§ Aim:
Write each line out again exactly as written.

--- Input for this task ---

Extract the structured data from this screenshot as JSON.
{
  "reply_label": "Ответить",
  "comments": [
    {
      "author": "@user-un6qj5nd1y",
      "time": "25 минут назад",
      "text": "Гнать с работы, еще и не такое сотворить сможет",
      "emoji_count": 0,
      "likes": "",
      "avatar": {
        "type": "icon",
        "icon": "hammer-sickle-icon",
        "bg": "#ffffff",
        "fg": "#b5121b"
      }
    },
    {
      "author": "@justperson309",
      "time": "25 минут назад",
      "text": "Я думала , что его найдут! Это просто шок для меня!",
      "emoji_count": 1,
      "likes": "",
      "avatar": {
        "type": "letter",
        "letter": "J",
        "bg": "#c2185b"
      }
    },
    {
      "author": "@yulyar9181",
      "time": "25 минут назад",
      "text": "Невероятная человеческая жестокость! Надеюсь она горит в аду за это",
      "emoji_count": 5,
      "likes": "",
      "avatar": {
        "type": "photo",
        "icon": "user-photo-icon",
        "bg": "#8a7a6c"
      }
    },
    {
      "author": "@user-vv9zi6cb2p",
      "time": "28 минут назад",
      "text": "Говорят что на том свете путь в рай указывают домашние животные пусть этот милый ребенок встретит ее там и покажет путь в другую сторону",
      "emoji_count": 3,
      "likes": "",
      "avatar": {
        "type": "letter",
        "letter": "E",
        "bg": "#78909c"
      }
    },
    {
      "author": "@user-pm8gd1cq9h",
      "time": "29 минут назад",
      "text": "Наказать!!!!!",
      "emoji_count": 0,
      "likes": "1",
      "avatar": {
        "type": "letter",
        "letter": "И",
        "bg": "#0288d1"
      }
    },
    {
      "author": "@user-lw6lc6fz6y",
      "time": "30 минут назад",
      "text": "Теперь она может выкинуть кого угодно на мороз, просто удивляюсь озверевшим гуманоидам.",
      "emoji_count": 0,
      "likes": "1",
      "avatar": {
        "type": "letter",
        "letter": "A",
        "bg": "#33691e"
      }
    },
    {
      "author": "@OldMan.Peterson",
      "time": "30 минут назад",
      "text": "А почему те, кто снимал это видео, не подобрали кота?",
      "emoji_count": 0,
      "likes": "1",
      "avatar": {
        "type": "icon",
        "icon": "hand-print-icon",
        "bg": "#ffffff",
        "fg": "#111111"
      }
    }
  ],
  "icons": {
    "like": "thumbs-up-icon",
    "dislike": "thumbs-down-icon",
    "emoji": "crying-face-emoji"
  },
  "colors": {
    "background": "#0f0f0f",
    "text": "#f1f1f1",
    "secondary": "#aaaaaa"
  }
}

---

§ Solution:
Extract the structured data from this screenshot as JSON.
{
  "reply_label": "Ответить",
  "comments": [
    {
      "author": "@user-un6qj5nd1y",
      "time": "25 минут назад",
      "text": "Гнать с работы, еще и не такое сотворить сможет",
      "emoji_count": 0,
      "likes": "",
      "avatar": {
        "type": "icon",
        "icon": "hammer-sickle-icon",
        "bg": "#ffffff",
        "fg": "#b5121b"
      }
    },
    {
      "author": "@justperson309",
      "time": "25 минут назад",
      "text": "Я думала , что его найдут! Это просто шок для меня!",
      "emoji_count": 1,
      "likes": "",
      "avatar": {
        "type": "letter",
        "letter": "J",
        "bg": "#c2185b"
      }
    },
    {
      "author": "@yulyar9181",
      "time": "25 минут назад",
      "text": "Невероятная человеческая жестокость! Надеюсь она горит в аду за это",
      "emoji_count": 5,
      "likes": "",
      "avatar": {
        "type": "photo",
        "icon": "user-photo-icon",
        "bg": "#8a7a6c"
      }
    },
    {
      "author": "@user-vv9zi6cb2p",
      "time": "28 минут назад",
      "text": "Говорят что на том свете путь в рай указывают домашние животные пусть этот милый ребенок встретит ее там и покажет путь в другую сторону",
      "emoji_count": 3,
      "likes": "",
      "avatar": {
        "type": "letter",
        "letter": "E",
        "bg": "#78909c"
      }
    },
    {
      "author": "@user-pm8gd1cq9h",
      "time": "29 минут назад",
      "text": "Наказать!!!!!",
      "emoji_count": 0,
      "likes": "1",
      "avatar": {
        "type": "letter",
        "letter": "И",
        "bg": "#0288d1"
      }
    },
    {
      "author": "@user-lw6lc6fz6y",
      "time": "30 минут назад",
      "text": "Теперь она может выкинуть кого угодно на мороз, просто удивляюсь озверевшим гуманоидам.",
      "emoji_count": 0,
      "likes": "1",
      "avatar": {
        "type": "letter",
        "letter": "A",
        "bg": "#33691e"
      }
    },
    {
      "author": "@OldMan.Peterson",
      "time": "30 минут назад",
      "text": "А почему те, кто снимал это видео, не подобрали кота?",
      "emoji_count": 0,
      "likes": "1",
      "avatar": {
        "type": "icon",
        "icon": "hand-print-icon",
        "bg": "#ffffff",
        "fg": "#111111"
      }
    }
  ],
  "icons": {
    "like": "thumbs-up-icon",
    "dislike": "thumbs-down-icon",
    "emoji": "crying-face-emoji"
  },
  "colors": {
    "background": "#0f0f0f",
    "text": "#f1f1f1",
    "secondary": "#aaaaaa"
  }
}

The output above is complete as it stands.